## MATERIAL TO PROCESS:

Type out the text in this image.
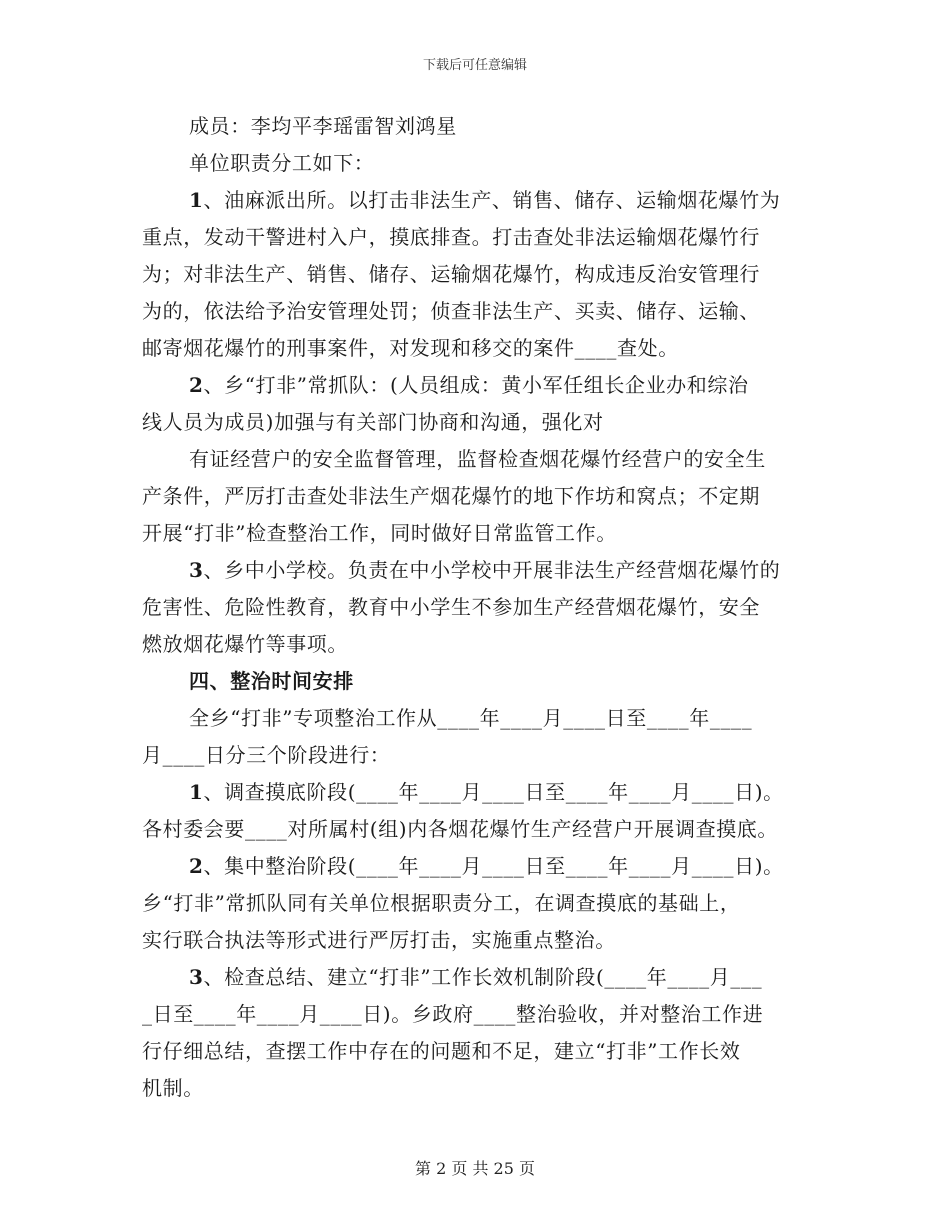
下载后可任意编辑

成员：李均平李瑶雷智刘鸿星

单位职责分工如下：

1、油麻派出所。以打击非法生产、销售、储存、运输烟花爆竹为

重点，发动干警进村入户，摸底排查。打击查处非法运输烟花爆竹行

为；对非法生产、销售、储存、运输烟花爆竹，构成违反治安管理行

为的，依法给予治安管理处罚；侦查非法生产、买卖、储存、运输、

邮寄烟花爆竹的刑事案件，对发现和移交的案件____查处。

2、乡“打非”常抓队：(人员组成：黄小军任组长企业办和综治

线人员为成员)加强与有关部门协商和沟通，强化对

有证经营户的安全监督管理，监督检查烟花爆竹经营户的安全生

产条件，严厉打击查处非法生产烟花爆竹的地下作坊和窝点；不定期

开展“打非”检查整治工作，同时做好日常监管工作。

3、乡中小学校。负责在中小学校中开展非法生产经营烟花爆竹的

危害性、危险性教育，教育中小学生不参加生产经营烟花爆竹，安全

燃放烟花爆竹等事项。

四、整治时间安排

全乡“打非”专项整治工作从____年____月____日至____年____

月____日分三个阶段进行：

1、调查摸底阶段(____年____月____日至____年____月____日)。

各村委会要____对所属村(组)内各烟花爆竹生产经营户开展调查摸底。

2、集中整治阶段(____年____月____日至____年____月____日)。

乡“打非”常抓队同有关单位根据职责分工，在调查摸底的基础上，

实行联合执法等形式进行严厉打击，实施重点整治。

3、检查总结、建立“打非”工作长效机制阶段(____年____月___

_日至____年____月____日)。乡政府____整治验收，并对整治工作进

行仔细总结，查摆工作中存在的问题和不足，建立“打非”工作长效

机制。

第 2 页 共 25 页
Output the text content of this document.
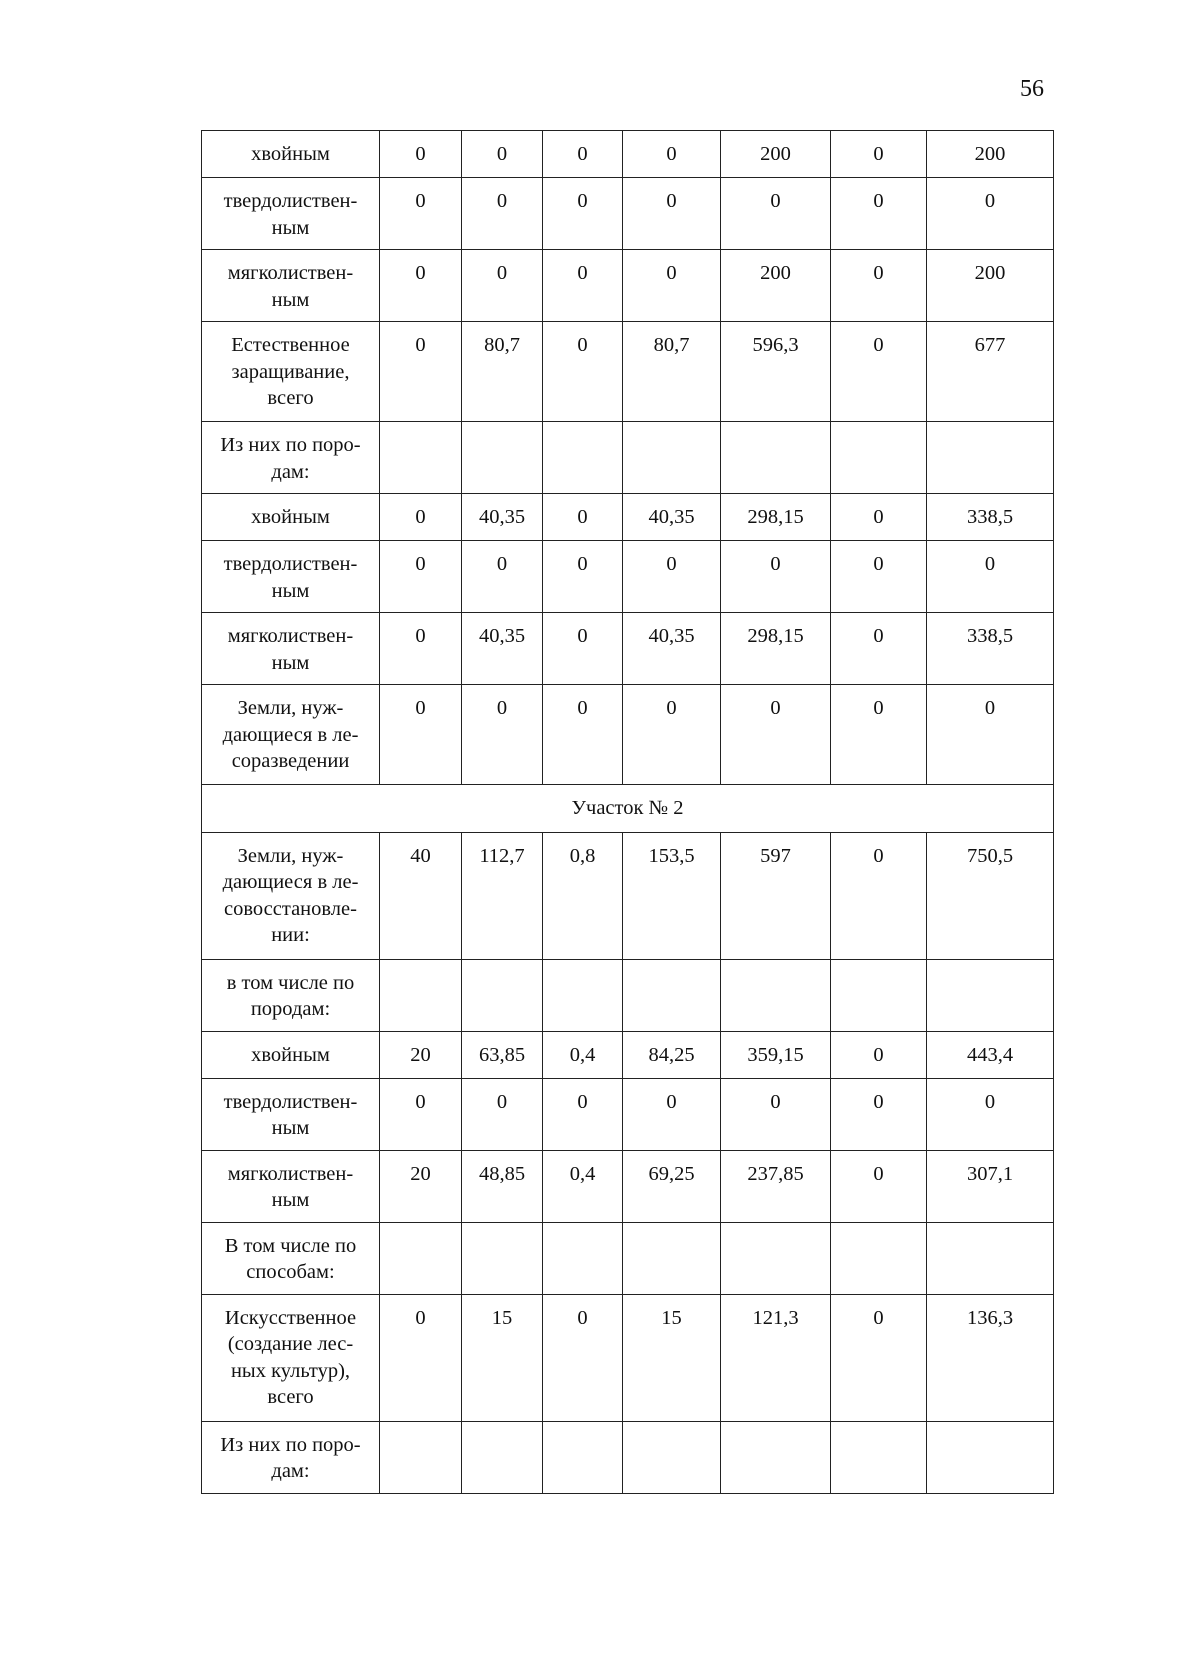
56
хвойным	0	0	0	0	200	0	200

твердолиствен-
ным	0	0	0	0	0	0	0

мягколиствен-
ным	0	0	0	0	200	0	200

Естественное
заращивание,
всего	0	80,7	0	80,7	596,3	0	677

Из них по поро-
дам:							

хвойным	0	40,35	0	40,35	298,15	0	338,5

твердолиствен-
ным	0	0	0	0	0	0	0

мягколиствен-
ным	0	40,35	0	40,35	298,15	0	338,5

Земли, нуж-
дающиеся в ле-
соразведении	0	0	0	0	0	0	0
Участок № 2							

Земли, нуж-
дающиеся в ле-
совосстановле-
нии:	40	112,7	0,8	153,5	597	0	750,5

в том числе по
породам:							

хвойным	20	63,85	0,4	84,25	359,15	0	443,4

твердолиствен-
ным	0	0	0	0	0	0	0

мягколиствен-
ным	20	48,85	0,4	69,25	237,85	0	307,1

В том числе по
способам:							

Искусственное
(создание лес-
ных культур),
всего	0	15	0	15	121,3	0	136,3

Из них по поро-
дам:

## SHORT PROBLEM:
Return all of the data exactly as written, and drop the pictures.

## SOLUTION FOR THIS PROBLEM:
Type out the text in this image.
下载后可任意编辑

成员：李均平李瑶雷智刘鸿星

单位职责分工如下：

1、油麻派出所。以打击非法生产、销售、储存、运输烟花爆竹为

重点，发动干警进村入户，摸底排查。打击查处非法运输烟花爆竹行

为；对非法生产、销售、储存、运输烟花爆竹，构成违反治安管理行

为的，依法给予治安管理处罚；侦查非法生产、买卖、储存、运输、

邮寄烟花爆竹的刑事案件，对发现和移交的案件____查处。

2、乡“打非”常抓队：(人员组成：黄小军任组长企业办和综治

线人员为成员)加强与有关部门协商和沟通，强化对

有证经营户的安全监督管理，监督检查烟花爆竹经营户的安全生

产条件，严厉打击查处非法生产烟花爆竹的地下作坊和窝点；不定期

开展“打非”检查整治工作，同时做好日常监管工作。

3、乡中小学校。负责在中小学校中开展非法生产经营烟花爆竹的

危害性、危险性教育，教育中小学生不参加生产经营烟花爆竹，安全

燃放烟花爆竹等事项。

四、整治时间安排

全乡“打非”专项整治工作从____年____月____日至____年____

月____日分三个阶段进行：

1、调查摸底阶段(____年____月____日至____年____月____日)。

各村委会要____对所属村(组)内各烟花爆竹生产经营户开展调查摸底。

2、集中整治阶段(____年____月____日至____年____月____日)。

乡“打非”常抓队同有关单位根据职责分工，在调查摸底的基础上，

实行联合执法等形式进行严厉打击，实施重点整治。

3、检查总结、建立“打非”工作长效机制阶段(____年____月___

_日至____年____月____日)。乡政府____整治验收，并对整治工作进

行仔细总结，查摆工作中存在的问题和不足，建立“打非”工作长效

机制。

第 2 页 共 25 页
Output the text content of this document.
56
хвойным	0	0	0	0	200	0	200

твердолиствен-
ным	0	0	0	0	0	0	0

мягколиствен-
ным	0	0	0	0	200	0	200

Естественное
заращивание,
всего	0	80,7	0	80,7	596,3	0	677

Из них по поро-
дам:							

хвойным	0	40,35	0	40,35	298,15	0	338,5

твердолиствен-
ным	0	0	0	0	0	0	0

мягколиствен-
ным	0	40,35	0	40,35	298,15	0	338,5

Земли, нуж-
дающиеся в ле-
соразведении	0	0	0	0	0	0	0
Участок № 2							

Земли, нуж-
дающиеся в ле-
совосстановле-
нии:	40	112,7	0,8	153,5	597	0	750,5

в том числе по
породам:							

хвойным	20	63,85	0,4	84,25	359,15	0	443,4

твердолиствен-
ным	0	0	0	0	0	0	0

мягколиствен-
ным	20	48,85	0,4	69,25	237,85	0	307,1

В том числе по
способам:							

Искусственное
(создание лес-
ных культур),
всего	0	15	0	15	121,3	0	136,3

Из них по поро-
дам:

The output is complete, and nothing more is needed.